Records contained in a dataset
------------------------------------------------------------

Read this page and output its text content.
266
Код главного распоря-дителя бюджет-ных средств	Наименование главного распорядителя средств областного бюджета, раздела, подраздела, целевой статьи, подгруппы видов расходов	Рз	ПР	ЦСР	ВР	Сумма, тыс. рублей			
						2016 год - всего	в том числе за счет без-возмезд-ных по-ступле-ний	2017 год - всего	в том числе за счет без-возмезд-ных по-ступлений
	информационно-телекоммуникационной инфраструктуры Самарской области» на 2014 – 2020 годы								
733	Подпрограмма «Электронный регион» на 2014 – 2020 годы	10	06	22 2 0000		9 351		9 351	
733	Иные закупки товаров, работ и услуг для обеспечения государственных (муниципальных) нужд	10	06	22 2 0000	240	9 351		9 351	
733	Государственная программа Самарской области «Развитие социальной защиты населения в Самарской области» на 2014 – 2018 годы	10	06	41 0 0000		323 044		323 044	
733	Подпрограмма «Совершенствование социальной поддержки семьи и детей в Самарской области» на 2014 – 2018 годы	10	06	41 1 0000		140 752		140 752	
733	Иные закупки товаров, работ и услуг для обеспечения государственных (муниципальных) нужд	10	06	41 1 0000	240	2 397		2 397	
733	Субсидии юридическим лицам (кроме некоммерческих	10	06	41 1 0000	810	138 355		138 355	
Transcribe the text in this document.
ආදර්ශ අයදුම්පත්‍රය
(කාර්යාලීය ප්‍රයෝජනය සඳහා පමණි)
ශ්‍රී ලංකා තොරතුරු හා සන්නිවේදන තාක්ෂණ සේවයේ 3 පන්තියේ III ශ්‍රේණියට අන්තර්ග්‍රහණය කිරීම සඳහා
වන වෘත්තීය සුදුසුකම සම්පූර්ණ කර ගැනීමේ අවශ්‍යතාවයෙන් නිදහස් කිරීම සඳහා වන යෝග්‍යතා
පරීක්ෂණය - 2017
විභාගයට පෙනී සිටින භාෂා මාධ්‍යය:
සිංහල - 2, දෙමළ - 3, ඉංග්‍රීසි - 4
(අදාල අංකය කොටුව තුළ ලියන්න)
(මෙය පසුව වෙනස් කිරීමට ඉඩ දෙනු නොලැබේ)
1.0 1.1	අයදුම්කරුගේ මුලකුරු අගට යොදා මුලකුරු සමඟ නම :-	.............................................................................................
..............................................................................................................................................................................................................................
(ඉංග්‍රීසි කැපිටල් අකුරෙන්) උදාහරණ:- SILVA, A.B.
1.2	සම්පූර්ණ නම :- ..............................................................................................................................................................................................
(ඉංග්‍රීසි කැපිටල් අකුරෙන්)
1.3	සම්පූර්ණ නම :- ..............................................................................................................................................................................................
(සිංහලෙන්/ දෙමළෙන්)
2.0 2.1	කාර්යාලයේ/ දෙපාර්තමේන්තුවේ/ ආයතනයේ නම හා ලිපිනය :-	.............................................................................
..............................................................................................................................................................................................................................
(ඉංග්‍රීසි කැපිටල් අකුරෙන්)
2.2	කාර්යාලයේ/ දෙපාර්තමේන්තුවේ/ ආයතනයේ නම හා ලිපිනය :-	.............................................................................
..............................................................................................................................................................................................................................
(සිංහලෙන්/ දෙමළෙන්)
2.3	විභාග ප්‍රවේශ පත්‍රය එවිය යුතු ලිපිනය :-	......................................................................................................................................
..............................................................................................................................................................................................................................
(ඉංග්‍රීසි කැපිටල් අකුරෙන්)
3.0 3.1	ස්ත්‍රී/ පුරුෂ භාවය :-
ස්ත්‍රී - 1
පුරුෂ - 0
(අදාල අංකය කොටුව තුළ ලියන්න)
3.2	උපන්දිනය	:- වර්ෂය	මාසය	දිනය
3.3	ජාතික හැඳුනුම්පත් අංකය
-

------------------------------------------------------------

◆ Exercise objective: Every entry should be output exactly as written, please.

◆ Output for this exercise:
Read this page and output its text content.
266
Код главного распоря-дителя бюджет-ных средств	Наименование главного распорядителя средств областного бюджета, раздела, подраздела, целевой статьи, подгруппы видов расходов	Рз	ПР	ЦСР	ВР	Сумма, тыс. рублей			
						2016 год - всего	в том числе за счет без-возмезд-ных по-ступле-ний	2017 год - всего	в том числе за счет без-возмезд-ных по-ступлений
	информационно-телекоммуникационной инфраструктуры Самарской области» на 2014 – 2020 годы								
733	Подпрограмма «Электронный регион» на 2014 – 2020 годы	10	06	22 2 0000		9 351		9 351	
733	Иные закупки товаров, работ и услуг для обеспечения государственных (муниципальных) нужд	10	06	22 2 0000	240	9 351		9 351	
733	Государственная программа Самарской области «Развитие социальной защиты населения в Самарской области» на 2014 – 2018 годы	10	06	41 0 0000		323 044		323 044	
733	Подпрограмма «Совершенствование социальной поддержки семьи и детей в Самарской области» на 2014 – 2018 годы	10	06	41 1 0000		140 752		140 752	
733	Иные закупки товаров, работ и услуг для обеспечения государственных (муниципальных) нужд	10	06	41 1 0000	240	2 397		2 397	
733	Субсидии юридическим лицам (кроме некоммерческих	10	06	41 1 0000	810	138 355		138 355	
Transcribe the text in this document.
ආදර්ශ අයදුම්පත්‍රය
(කාර්යාලීය ප්‍රයෝජනය සඳහා පමණි)
ශ්‍රී ලංකා තොරතුරු හා සන්නිවේදන තාක්ෂණ සේවයේ 3 පන්තියේ III ශ්‍රේණියට අන්තර්ග්‍රහණය කිරීම සඳහා
වන වෘත්තීය සුදුසුකම සම්පූර්ණ කර ගැනීමේ අවශ්‍යතාවයෙන් නිදහස් කිරීම සඳහා වන යෝග්‍යතා
පරීක්ෂණය - 2017
විභාගයට පෙනී සිටින භාෂා මාධ්‍යය:
සිංහල - 2, දෙමළ - 3, ඉංග්‍රීසි - 4
(අදාල අංකය කොටුව තුළ ලියන්න)
(මෙය පසුව වෙනස් කිරීමට ඉඩ දෙනු නොලැබේ)
1.0 1.1	අයදුම්කරුගේ මුලකුරු අගට යොදා මුලකුරු සමඟ නම :-	.............................................................................................
..............................................................................................................................................................................................................................
(ඉංග්‍රීසි කැපිටල් අකුරෙන්) උදාහරණ:- SILVA, A.B.
1.2	සම්පූර්ණ නම :- ..............................................................................................................................................................................................
(ඉංග්‍රීසි කැපිටල් අකුරෙන්)
1.3	සම්පූර්ණ නම :- ..............................................................................................................................................................................................
(සිංහලෙන්/ දෙමළෙන්)
2.0 2.1	කාර්යාලයේ/ දෙපාර්තමේන්තුවේ/ ආයතනයේ නම හා ලිපිනය :-	.............................................................................
..............................................................................................................................................................................................................................
(ඉංග්‍රීසි කැපිටල් අකුරෙන්)
2.2	කාර්යාලයේ/ දෙපාර්තමේන්තුවේ/ ආයතනයේ නම හා ලිපිනය :-	.............................................................................
..............................................................................................................................................................................................................................
(සිංහලෙන්/ දෙමළෙන්)
2.3	විභාග ප්‍රවේශ පත්‍රය එවිය යුතු ලිපිනය :-	......................................................................................................................................
..............................................................................................................................................................................................................................
(ඉංග්‍රීසි කැපිටල් අකුරෙන්)
3.0 3.1	ස්ත්‍රී/ පුරුෂ භාවය :-
ස්ත්‍රී - 1
පුරුෂ - 0
(අදාල අංකය කොටුව තුළ ලියන්න)
3.2	උපන්දිනය	:- වර්ෂය	මාසය	දිනය
3.3	ජාතික හැඳුනුම්පත් අංකය
-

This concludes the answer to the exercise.